Document excerpt.
════════════════

The carrying amounts of the Company’s short-term financial instruments, including accounts payable and due to officer, approximate fair value due to the relatively short period to maturity for these instruments.
(K) New Accounting Pronouncements
The Financial Accounting Standards Board has recently issued several new accounting pronouncements, which may apply, to the Company.
Statement No. 141 “Business Combinations” establishes revised standards for accounting for business combinations. Specifically, the statement eliminates the pooling method, provides new guidance for recognizing intangible assets arising in a business combination, and calls for disclosure of considerably more information about a business combination. This statement is effective for business combinations initiated on or after July 1, 2001. The adoption of this pronouncement on July 1, 2001 did not have a material effect on the Company’s financial position, results of operations or liquidity.
Statement No. 142 “Goodwill and Other Intangible Assets” provides new guidance concerning the accounting for the acquisition of intangibles, except those acquired in a business combination, which is subject to SFAS 141, and the manner in which intangibles and goodwill should be accounted for subsequent to their initial recognition. Generally, intangible assets with indefinite lives, and goodwill, are no longer amortized; they are
9
carried at lower of cost or market and subject to annual impairment evaluation, or interim impairment evaluation if an interim triggering event occurs, using a new fair market value method. Intangible assets with finite lives are amortized over those lives, with no stipulated maximum, and an impairment test is performed only when a triggering event occurs. This
statement is effective for all fiscal years beginning after December 15, 2001. The Company believes that the future implementation of SFAS 142 on January 1, 2002 will not have a material effect on the Company’s financial position, results of operations or liquidity.
Statement No. 144 “Accounting for the Impairment or Disposal of Long-Lived Assets” supercedes Statement No. 121 “Accounting for the Impairment of Long-Lived Assets and for Long-Lived Assets to be Disposed of” (“SFAS 121”). Though it retains the basic requirements of SFAS 121 regarding when and how to measure an impairment loss, SFAS 144 provides additional implementation guidance. SFAS 144 excludes goodwill and intangibles not being amortized among other exclusions. SFAS 144 also supercedes the provisions of APB 30, “Reporting the Results of Operations,” pertaining to discontinued operations. Separate reporting of a discontinued operation is still required, but SFAS 144 expands the presentation to include a component of an entity, rather than strictly a business segment as defined in SFAS 131, Disclosures about Segments of an Enterprise and Related Information. SFAS 144 also eliminates the current exemption to consolidation when control over a subsidiary is likely to be temporary. This statement is effective for all fiscal years beginning after December 15, 2001. The Company believes that the future implementation of SFAS 144 on January 1, 2002 will not have a material effect on the Company’s financial position, results of operations or liquidity.

════════════════

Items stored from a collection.
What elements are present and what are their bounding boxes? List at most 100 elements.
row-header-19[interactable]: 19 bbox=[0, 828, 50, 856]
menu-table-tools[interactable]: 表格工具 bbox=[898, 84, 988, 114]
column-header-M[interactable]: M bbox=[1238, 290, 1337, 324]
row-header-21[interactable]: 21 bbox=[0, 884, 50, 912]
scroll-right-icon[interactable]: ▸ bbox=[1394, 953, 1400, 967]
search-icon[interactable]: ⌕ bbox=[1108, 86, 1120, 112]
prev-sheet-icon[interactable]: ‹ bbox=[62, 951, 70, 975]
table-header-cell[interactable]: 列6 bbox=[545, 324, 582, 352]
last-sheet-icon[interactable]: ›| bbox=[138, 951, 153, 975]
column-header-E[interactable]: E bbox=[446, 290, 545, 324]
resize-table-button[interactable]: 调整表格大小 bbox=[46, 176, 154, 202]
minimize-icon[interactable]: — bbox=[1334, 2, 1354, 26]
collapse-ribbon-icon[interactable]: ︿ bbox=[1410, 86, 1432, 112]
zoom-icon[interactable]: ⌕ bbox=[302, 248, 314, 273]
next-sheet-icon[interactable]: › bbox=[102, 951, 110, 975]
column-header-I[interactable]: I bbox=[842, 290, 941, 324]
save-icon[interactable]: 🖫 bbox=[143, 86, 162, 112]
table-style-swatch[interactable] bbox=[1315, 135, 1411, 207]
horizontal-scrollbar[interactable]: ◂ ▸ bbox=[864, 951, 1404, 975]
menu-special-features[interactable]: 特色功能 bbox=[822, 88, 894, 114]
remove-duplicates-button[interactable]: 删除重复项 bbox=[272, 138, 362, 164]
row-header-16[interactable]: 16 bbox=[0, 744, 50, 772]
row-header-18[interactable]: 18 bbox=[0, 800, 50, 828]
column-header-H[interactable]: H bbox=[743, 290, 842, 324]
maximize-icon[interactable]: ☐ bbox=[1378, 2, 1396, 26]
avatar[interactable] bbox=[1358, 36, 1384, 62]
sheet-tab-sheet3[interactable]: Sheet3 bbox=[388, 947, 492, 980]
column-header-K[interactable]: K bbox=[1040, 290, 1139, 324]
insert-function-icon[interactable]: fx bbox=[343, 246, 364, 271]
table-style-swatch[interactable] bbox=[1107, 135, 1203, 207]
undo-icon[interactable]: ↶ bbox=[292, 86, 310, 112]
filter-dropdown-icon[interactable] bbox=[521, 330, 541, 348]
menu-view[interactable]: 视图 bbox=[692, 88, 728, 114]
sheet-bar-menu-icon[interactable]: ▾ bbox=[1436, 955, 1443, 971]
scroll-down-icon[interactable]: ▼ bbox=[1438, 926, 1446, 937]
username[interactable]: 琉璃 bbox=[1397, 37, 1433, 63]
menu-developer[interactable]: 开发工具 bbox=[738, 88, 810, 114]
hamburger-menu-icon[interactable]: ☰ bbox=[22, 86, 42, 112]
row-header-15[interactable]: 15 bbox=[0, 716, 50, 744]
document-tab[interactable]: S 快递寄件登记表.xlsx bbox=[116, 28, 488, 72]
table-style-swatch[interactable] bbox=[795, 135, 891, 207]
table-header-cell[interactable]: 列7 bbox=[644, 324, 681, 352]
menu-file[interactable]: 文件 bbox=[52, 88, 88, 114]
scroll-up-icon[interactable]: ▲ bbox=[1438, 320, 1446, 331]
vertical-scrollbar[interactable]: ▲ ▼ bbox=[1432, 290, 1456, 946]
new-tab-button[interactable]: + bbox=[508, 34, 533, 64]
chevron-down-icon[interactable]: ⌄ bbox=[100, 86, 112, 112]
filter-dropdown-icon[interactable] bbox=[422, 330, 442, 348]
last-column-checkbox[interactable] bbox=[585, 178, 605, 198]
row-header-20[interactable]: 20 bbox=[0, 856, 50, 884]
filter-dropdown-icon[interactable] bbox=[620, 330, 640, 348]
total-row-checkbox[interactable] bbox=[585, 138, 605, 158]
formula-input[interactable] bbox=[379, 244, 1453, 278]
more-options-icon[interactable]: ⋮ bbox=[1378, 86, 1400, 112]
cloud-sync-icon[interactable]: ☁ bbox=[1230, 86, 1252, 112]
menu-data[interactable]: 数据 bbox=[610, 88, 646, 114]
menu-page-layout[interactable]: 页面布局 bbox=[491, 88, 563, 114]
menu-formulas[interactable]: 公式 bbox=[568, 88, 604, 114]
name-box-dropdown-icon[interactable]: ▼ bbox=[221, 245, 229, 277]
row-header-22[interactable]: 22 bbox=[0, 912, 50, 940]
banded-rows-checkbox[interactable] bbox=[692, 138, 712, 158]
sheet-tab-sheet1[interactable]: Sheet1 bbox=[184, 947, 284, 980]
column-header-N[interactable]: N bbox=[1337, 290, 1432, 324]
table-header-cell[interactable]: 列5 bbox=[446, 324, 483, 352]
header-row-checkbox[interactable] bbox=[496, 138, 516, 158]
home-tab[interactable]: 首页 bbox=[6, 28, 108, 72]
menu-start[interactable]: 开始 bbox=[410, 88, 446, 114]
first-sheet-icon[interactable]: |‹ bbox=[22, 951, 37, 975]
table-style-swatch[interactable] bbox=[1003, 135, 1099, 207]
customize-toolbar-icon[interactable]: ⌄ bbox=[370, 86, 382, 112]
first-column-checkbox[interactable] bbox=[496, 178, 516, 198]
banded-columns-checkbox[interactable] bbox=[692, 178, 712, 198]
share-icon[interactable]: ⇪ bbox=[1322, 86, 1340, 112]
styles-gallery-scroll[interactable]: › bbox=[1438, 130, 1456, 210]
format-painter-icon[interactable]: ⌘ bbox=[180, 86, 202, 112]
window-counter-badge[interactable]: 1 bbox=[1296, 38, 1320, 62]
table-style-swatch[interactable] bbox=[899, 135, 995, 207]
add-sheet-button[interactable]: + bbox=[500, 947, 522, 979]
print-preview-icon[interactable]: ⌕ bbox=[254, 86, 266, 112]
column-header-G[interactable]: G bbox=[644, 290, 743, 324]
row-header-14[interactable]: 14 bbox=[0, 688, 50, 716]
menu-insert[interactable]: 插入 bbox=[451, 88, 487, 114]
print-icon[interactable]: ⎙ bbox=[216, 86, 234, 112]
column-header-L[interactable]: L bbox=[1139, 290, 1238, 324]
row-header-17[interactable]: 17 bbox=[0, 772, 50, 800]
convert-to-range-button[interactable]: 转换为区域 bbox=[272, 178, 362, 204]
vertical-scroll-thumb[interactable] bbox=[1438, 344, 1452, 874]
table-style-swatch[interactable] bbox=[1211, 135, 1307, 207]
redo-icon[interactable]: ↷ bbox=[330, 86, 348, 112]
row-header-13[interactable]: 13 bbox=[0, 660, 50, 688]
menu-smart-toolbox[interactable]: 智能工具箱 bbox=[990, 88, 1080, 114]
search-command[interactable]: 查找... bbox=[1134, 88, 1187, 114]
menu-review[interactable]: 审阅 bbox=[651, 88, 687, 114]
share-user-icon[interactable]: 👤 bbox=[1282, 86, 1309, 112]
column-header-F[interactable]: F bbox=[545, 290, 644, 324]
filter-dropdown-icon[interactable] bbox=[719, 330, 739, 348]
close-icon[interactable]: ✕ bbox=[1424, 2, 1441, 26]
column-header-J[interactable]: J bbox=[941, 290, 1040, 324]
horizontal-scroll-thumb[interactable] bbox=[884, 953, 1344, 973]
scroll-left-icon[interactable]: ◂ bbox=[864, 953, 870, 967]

════════════════

Requests.
A) Quote the passage on new accounting pronouncements word for word, starting at "The carrying amounts" and ending at "to the Company.".
B) Pick up the text on new accounting pronouncements after its final sentence and extend it.

Answers provided.
A)
The carrying amounts of the Company’s short-term financial instruments, including accounts payable and due to officer, approximate fair value due to the relatively short period to maturity for these instruments.
(K) New Accounting Pronouncements
The Financial Accounting Standards Board has recently issued several new accounting pronouncements, which may apply, to the Company.

B)
Note 2 Film Costs and Exploitation Costs
As of December 31, 2001, there were no capitalized film costs. Film costs expensed during the year 2000 and 1999 were $57,979 and $178,051, respectively. There were no film costs incurred during 2001.
There were no advertising costs expensed and included in exploitation costs during 2001, 2000 and 1999. Other exploitation costs totaled $10,329, $4,252 and $47,187 during 2001, 2000 and 1999, respectively.
Note 3 Due to Stockholder
Amounts due to stockholder are non-interest bearing open advances with no stated due dates.
Note 4 Stockholders’ Equity
On January 1, 2000, a stockholder converted a promissory note of $200,000 plus accrued interest to contributed capital. The note had been executed in July 1999 to account for equipment with original cash basis of $155,003 and advances of $44, 997 provided to the Company.
On December 31, 2000, the stockholder who previously converted the note discussed above surrendered its entire 10% equity interest in the Company in exchange for the equipment, which at that time had net book value of $115,839. This transaction was considered a related party transaction and accordingly equity was reduced by $115,839 and no gain or loss was recognized.
In February 2001, the Company issued, after its reorganization into a corporation, 898,333 common shares to an investor for $60,000 and 500,000 common shares to a service provider valued at the contemporaneous cash offering price of $0.0668 per share or $33,395, The shares for services was recorded as a consulting expense for past services rendered.
On July 17, 2001, 8,332,066, common shares were deemed issued in a recapitalization transaction. (See Note 1(A))
Note 5 Revenues
In May 2001, the Company settled some disputes with a customer licensee by accepting barter advertising time valued at its estimated fair market value of $35,200.
The Company recorded the advertising time as revenues at the settlement date and an asset to be amortized on a usage basis. Through December 31, 2001, none of the advertising time had been used.
Note 6 Income Taxes
There was no income tax expense or benefit for federal and state income taxes in the consolidated statement of operations due to the Company’s net loss and valuation allowance on the resulting deferred tax asset.
The actual tax expense differs from the "expected" tax expense for the years ended December 31, 2001 (computed by applying the blended U.S. Federal Corporate tax rate of 35 percent to income before taxes) as follows:
| | 2001 |
Computed “expected” tax expense (benefit) | $ | 33,665 |
Established deferred tax asset valuation allowance | | 33,665 |
| $ | - |
The tax effects of temporary differences that give rise to significant portions of deferred tax assets and liabilities at December 31, 2001 are as follows:
Deferred tax assets: | | 2001 |
Net operating loss carryforward | $ | 33,665 |
Total Gross Deferred Assets | | 33,665 |
Less valuation allowance | | (33,665) |
Net Deferred Tax Asset | $ | - |
Sun Network Group, Inc.
Consolidated Statement of Cash Flows
Years Ended December 31, 2001, 2000 and 1999
At December 31, 2001, the Company had useable net operating loss carryforwards of approximately $96,185 for income tax purposes, available to offset future taxable income expiring in 2021.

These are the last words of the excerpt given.